[Dataset items]
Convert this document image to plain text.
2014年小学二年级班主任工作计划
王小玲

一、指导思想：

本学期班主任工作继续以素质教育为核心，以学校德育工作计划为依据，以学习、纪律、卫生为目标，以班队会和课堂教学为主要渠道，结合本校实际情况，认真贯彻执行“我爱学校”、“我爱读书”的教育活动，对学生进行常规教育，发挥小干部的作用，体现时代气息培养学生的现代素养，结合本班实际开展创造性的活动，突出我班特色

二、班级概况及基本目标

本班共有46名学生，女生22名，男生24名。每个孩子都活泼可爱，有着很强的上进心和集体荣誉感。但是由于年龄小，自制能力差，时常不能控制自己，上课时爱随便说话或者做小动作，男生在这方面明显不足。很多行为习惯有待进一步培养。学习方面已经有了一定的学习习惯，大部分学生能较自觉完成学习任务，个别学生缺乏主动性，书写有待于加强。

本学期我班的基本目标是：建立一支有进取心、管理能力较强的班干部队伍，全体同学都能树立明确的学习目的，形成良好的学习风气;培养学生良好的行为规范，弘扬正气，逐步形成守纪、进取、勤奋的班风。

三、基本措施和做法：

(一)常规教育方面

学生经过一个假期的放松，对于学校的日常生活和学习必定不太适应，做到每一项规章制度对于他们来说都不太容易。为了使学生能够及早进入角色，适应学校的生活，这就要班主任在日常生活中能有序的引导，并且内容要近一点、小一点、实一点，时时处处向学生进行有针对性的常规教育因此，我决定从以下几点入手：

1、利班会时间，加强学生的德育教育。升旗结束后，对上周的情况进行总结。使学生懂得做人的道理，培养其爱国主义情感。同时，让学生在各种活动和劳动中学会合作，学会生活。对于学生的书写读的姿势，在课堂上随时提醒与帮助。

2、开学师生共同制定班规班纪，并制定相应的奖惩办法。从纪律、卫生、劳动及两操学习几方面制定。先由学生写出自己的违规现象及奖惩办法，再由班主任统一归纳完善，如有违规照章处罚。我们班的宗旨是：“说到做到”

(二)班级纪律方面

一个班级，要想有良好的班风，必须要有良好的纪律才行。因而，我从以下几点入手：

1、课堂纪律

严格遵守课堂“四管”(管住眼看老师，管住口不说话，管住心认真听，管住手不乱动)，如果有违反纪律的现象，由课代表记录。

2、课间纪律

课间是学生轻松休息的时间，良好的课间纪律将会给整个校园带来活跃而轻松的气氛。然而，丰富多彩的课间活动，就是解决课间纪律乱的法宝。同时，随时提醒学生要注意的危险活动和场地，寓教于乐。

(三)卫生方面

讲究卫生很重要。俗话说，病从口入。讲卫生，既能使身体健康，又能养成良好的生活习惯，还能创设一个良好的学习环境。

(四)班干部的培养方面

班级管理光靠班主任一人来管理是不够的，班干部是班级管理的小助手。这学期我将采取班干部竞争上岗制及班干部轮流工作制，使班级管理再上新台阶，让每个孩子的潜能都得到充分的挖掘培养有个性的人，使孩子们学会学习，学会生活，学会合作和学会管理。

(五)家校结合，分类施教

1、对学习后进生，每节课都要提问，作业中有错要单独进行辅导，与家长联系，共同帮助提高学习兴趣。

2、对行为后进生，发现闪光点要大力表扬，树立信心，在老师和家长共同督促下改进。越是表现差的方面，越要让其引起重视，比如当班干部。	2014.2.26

--

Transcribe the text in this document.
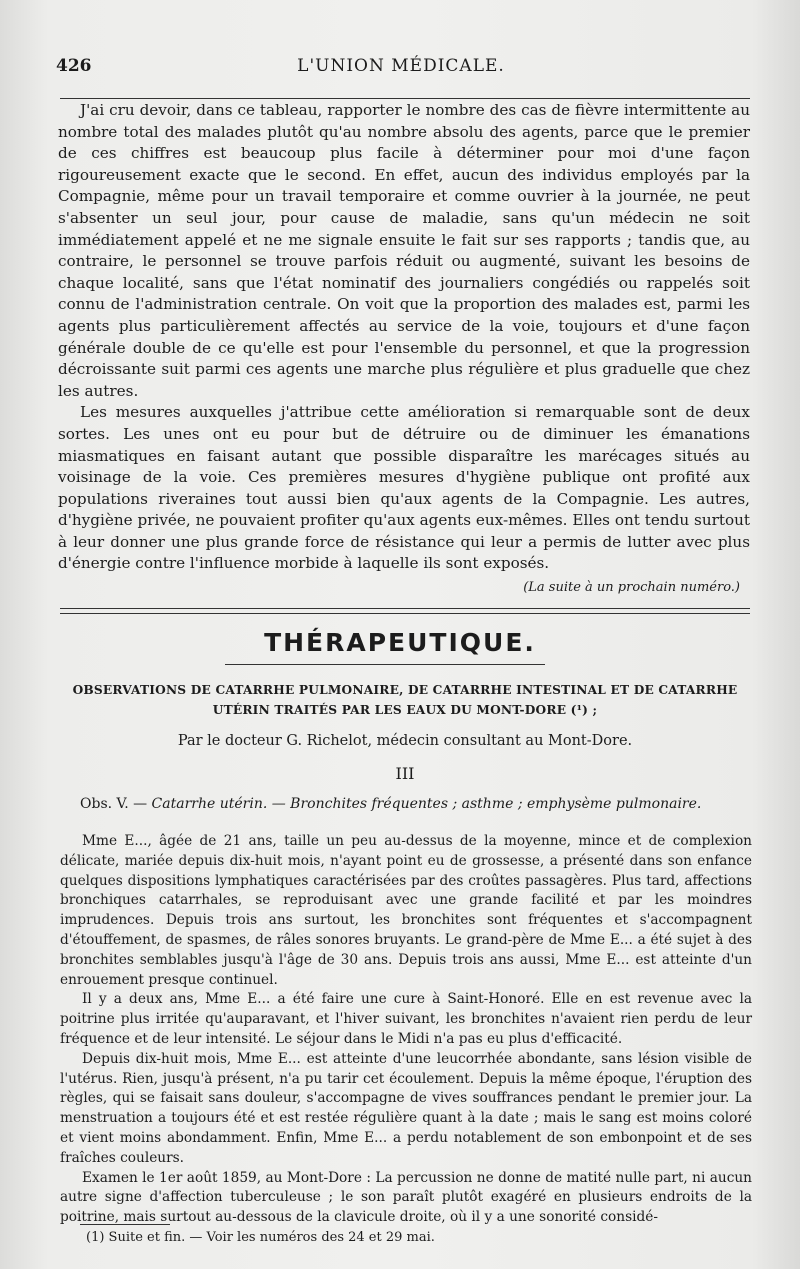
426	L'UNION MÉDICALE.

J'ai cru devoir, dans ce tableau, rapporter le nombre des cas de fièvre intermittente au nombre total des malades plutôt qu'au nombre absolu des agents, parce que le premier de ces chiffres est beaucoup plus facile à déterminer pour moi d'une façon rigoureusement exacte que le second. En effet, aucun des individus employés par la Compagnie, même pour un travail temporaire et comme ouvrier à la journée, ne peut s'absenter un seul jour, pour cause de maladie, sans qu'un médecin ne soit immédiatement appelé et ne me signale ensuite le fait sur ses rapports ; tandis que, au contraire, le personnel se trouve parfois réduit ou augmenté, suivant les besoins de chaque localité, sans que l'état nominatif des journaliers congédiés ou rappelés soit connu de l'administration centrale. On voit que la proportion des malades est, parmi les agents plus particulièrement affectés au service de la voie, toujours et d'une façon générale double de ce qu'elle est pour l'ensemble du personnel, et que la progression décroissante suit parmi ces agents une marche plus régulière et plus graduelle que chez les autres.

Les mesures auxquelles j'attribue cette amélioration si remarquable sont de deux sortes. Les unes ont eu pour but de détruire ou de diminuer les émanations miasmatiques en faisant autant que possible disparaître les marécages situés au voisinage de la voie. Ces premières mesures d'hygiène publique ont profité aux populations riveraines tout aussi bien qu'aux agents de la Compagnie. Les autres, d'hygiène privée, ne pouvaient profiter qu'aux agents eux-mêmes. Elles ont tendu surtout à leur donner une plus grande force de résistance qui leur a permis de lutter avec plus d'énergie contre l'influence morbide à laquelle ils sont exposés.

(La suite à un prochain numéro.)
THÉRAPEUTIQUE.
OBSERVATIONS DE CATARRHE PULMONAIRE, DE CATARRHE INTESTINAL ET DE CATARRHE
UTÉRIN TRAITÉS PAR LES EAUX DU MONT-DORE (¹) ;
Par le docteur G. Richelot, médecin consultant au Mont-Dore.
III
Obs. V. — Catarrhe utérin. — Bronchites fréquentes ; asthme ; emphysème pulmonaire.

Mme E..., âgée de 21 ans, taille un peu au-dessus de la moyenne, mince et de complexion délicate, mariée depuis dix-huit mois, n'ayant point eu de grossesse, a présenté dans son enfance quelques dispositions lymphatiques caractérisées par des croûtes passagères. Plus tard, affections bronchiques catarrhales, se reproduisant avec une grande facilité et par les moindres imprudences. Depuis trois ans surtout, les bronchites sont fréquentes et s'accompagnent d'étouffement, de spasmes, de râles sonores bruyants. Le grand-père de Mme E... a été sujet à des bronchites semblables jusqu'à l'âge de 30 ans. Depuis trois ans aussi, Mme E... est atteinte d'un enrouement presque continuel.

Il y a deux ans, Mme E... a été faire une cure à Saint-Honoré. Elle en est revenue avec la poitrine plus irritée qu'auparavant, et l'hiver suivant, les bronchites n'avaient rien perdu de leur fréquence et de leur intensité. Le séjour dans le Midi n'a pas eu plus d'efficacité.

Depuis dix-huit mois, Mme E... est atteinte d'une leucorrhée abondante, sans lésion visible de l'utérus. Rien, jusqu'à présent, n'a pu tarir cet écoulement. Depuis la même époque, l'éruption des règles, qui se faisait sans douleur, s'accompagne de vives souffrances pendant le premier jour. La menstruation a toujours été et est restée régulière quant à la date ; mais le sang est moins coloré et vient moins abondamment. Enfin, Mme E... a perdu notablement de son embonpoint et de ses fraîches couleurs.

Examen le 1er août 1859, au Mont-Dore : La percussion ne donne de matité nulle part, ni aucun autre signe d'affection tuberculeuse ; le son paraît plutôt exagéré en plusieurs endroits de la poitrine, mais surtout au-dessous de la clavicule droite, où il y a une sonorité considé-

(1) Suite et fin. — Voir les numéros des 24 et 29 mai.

▸ **Required work**
Tell how many lines contain the word "学会生活", using only the number.

▸ **Solution below**
2